### Requirement
Check each line below for "Rights" and report how many have it, nothing else.

### Stored rows
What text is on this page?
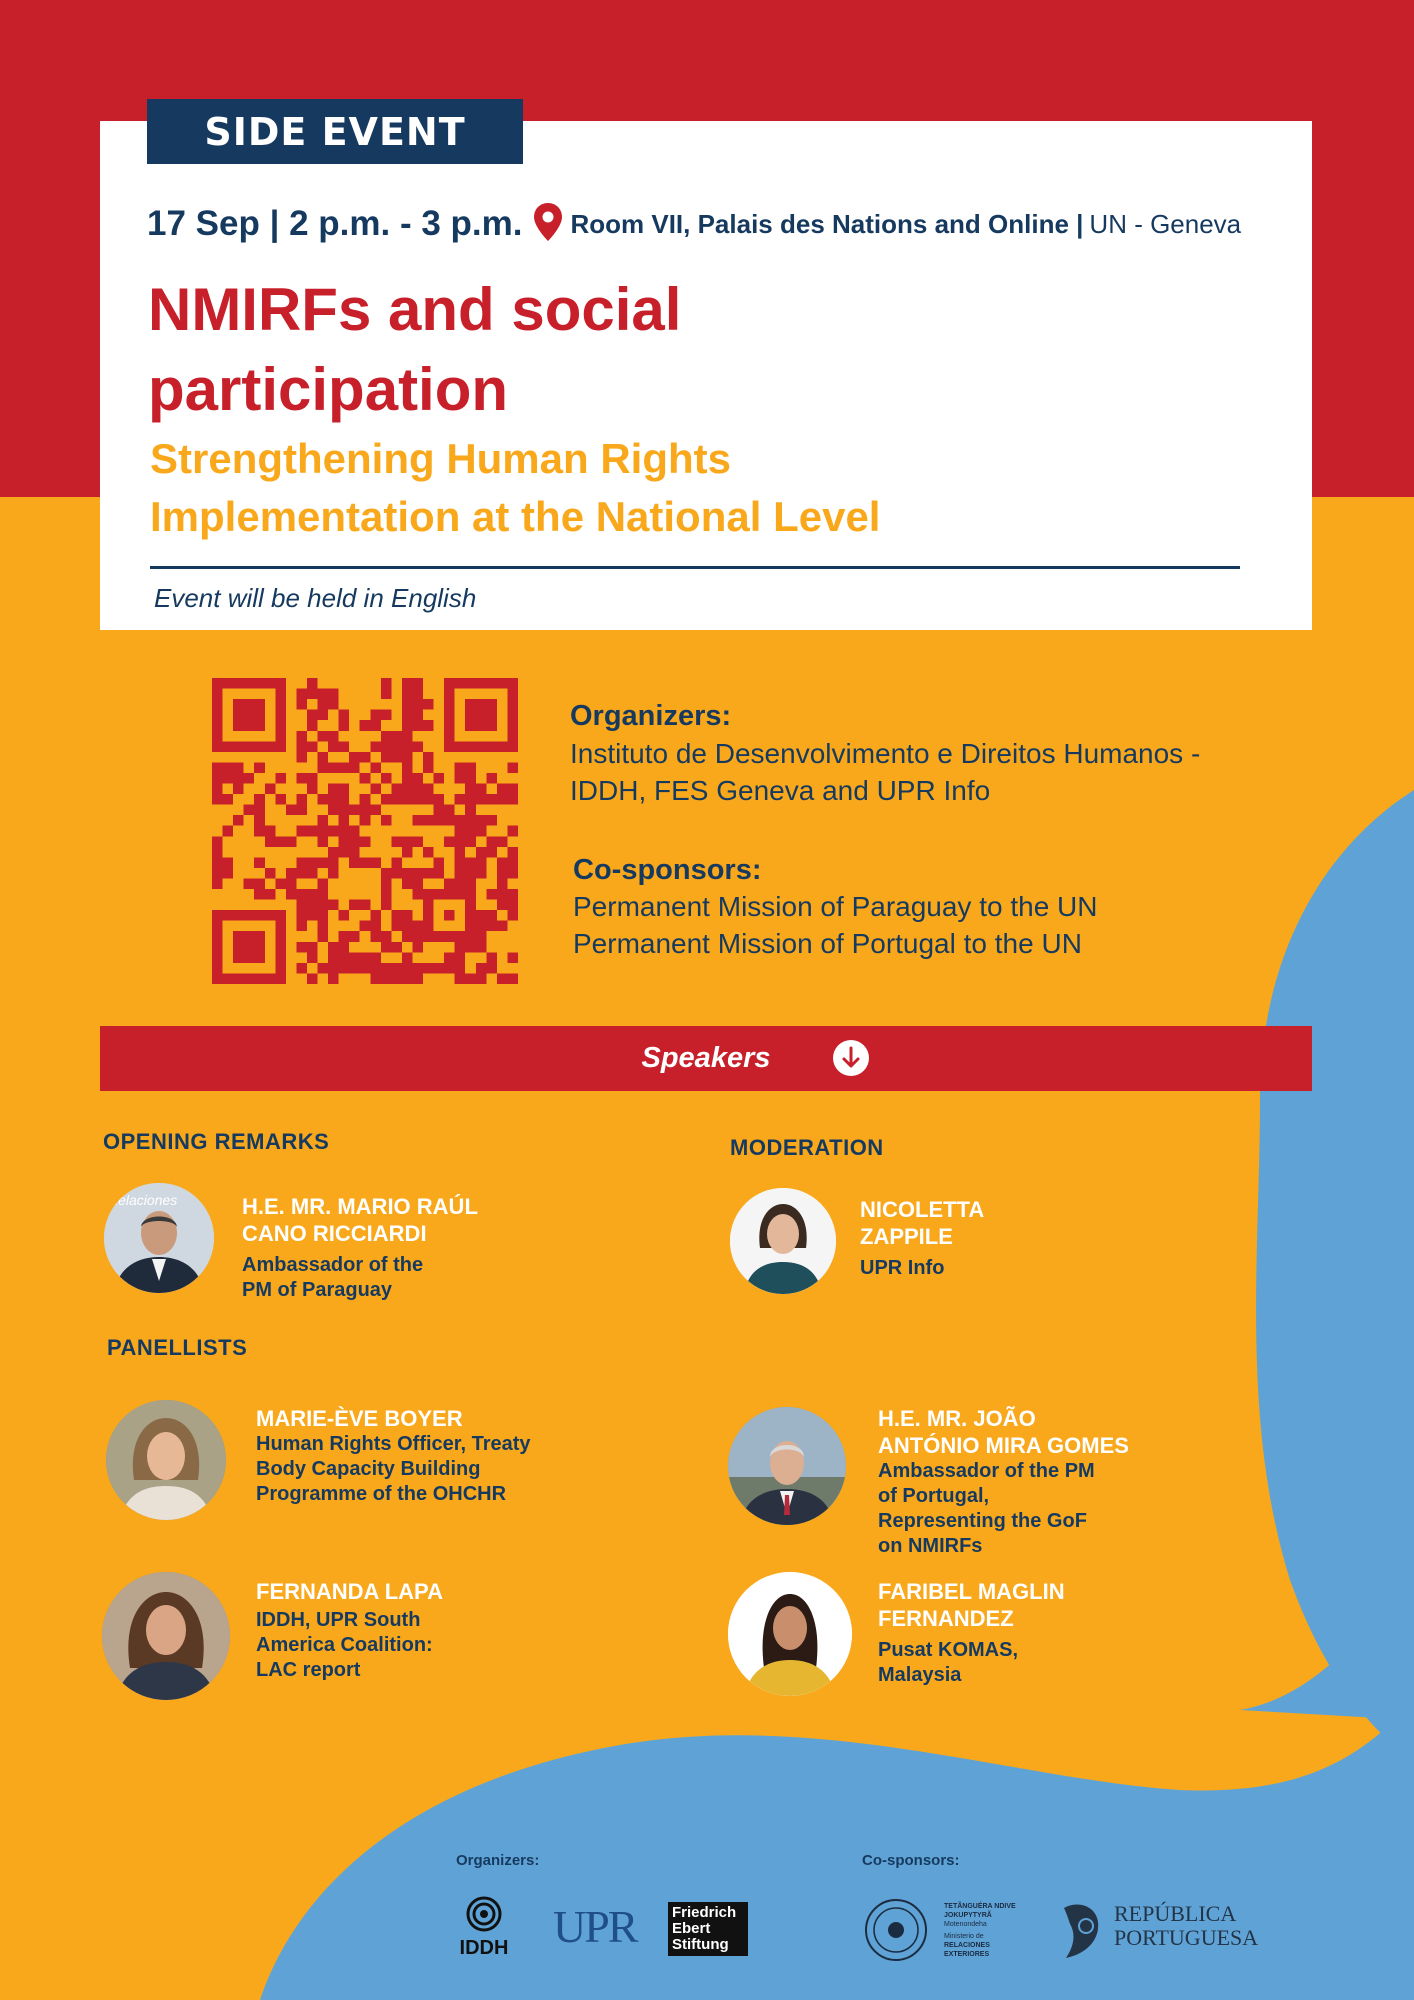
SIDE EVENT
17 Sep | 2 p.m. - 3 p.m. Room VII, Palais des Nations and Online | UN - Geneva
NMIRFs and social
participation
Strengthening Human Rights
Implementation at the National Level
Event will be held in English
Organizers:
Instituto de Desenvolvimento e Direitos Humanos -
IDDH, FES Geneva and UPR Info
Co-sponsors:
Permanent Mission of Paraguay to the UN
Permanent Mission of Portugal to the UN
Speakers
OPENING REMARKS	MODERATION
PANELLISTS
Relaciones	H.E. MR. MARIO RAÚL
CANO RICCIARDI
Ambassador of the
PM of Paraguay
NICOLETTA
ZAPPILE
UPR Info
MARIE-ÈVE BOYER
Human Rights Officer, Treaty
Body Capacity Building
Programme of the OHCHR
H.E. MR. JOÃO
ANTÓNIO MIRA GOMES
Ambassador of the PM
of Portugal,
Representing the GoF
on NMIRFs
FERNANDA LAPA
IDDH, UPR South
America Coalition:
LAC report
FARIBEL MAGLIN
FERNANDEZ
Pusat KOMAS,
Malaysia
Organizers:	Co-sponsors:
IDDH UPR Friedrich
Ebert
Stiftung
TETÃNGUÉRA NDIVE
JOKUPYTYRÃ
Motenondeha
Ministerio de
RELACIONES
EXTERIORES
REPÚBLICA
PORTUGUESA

### Task result
2